EXERCISE REQUIREMENTS
Reproduce every entry exactly.

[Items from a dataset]
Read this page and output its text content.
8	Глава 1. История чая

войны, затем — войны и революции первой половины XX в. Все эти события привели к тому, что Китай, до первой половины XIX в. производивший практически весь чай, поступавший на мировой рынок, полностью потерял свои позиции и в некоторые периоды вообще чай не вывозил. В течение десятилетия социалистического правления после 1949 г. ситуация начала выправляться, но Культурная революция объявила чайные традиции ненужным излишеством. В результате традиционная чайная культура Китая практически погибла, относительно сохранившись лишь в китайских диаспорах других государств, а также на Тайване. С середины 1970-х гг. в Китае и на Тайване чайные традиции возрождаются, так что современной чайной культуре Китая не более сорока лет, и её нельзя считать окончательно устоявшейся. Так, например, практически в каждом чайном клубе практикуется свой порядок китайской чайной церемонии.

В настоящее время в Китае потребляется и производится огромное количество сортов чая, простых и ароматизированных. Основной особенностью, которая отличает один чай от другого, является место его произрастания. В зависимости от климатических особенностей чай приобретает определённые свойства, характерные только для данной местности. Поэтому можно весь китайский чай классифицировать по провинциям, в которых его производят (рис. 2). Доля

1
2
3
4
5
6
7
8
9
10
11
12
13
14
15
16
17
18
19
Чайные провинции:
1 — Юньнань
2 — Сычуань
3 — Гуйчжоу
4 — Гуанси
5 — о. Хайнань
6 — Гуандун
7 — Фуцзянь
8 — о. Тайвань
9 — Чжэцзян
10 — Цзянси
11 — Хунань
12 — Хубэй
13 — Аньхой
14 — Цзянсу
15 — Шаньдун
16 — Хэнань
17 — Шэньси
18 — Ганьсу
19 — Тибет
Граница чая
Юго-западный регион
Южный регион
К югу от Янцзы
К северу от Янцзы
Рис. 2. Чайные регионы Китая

EXERCISE ANSWER
Read this page and output its text content.
8	Глава 1. История чая

войны, затем — войны и революции первой половины XX в. Все эти события привели к тому, что Китай, до первой половины XIX в. производивший практически весь чай, поступавший на мировой рынок, полностью потерял свои позиции и в некоторые периоды вообще чай не вывозил. В течение десятилетия социалистического правления после 1949 г. ситуация начала выправляться, но Культурная революция объявила чайные традиции ненужным излишеством. В результате традиционная чайная культура Китая практически погибла, относительно сохранившись лишь в китайских диаспорах других государств, а также на Тайване. С середины 1970-х гг. в Китае и на Тайване чайные традиции возрождаются, так что современной чайной культуре Китая не более сорока лет, и её нельзя считать окончательно устоявшейся. Так, например, практически в каждом чайном клубе практикуется свой порядок китайской чайной церемонии.

В настоящее время в Китае потребляется и производится огромное количество сортов чая, простых и ароматизированных. Основной особенностью, которая отличает один чай от другого, является место его произрастания. В зависимости от климатических особенностей чай приобретает определённые свойства, характерные только для данной местности. Поэтому можно весь китайский чай классифицировать по провинциям, в которых его производят (рис. 2). Доля

1
2
3
4
5
6
7
8
9
10
11
12
13
14
15
16
17
18
19
Чайные провинции:
1 — Юньнань
2 — Сычуань
3 — Гуйчжоу
4 — Гуанси
5 — о. Хайнань
6 — Гуандун
7 — Фуцзянь
8 — о. Тайвань
9 — Чжэцзян
10 — Цзянси
11 — Хунань
12 — Хубэй
13 — Аньхой
14 — Цзянсу
15 — Шаньдун
16 — Хэнань
17 — Шэньси
18 — Ганьсу
19 — Тибет
Граница чая
Юго-западный регион
Южный регион
К югу от Янцзы
К северу от Янцзы
Рис. 2. Чайные регионы Китая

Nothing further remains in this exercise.